-- start Provided data --
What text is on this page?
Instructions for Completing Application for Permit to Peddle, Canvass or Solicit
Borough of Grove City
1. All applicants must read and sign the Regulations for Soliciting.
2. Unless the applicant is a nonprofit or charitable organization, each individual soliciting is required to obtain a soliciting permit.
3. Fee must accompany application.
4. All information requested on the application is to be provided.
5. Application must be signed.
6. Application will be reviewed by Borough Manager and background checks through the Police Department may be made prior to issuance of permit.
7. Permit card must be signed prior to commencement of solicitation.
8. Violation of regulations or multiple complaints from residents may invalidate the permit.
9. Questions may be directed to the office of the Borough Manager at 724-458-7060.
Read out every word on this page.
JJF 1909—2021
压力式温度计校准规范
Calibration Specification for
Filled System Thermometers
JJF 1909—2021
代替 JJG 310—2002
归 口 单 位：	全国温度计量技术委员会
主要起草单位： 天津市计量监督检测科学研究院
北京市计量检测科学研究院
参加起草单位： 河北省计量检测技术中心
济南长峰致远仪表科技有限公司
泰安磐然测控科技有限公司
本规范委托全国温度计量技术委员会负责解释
-- end Provided data --
To be done —
Make a verbatim copy of every entry shown above.

Final result —
What text is on this page?
Instructions for Completing Application for Permit to Peddle, Canvass or Solicit
Borough of Grove City
1. All applicants must read and sign the Regulations for Soliciting.
2. Unless the applicant is a nonprofit or charitable organization, each individual soliciting is required to obtain a soliciting permit.
3. Fee must accompany application.
4. All information requested on the application is to be provided.
5. Application must be signed.
6. Application will be reviewed by Borough Manager and background checks through the Police Department may be made prior to issuance of permit.
7. Permit card must be signed prior to commencement of solicitation.
8. Violation of regulations or multiple complaints from residents may invalidate the permit.
9. Questions may be directed to the office of the Borough Manager at 724-458-7060.
Read out every word on this page.
JJF 1909—2021
压力式温度计校准规范
Calibration Specification for
Filled System Thermometers
JJF 1909—2021
代替 JJG 310—2002
归 口 单 位：	全国温度计量技术委员会
主要起草单位： 天津市计量监督检测科学研究院
北京市计量检测科学研究院
参加起草单位： 河北省计量检测技术中心
济南长峰致远仪表科技有限公司
泰安磐然测控科技有限公司
本规范委托全国温度计量技术委员会负责解释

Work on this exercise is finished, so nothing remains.